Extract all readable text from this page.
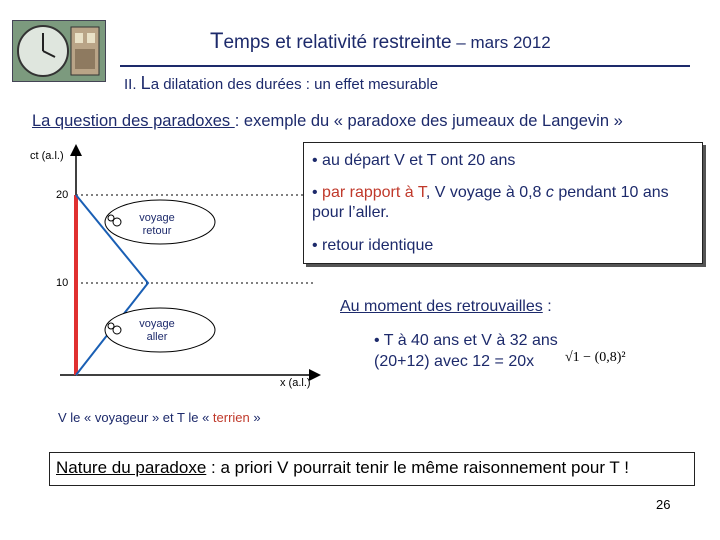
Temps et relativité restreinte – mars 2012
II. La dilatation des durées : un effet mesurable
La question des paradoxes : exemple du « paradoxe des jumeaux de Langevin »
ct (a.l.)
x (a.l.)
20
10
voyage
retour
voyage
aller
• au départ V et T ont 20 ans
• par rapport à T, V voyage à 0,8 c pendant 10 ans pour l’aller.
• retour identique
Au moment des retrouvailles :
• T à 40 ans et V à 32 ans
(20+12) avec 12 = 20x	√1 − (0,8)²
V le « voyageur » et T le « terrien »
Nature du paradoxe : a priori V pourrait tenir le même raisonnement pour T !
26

Task directions: Examine the records and pull out every line where the string "aller" occurs.

Finished exercise:
aller
• par rapport à T, V voyage à 0,8 c pendant 10 ans pour l’aller.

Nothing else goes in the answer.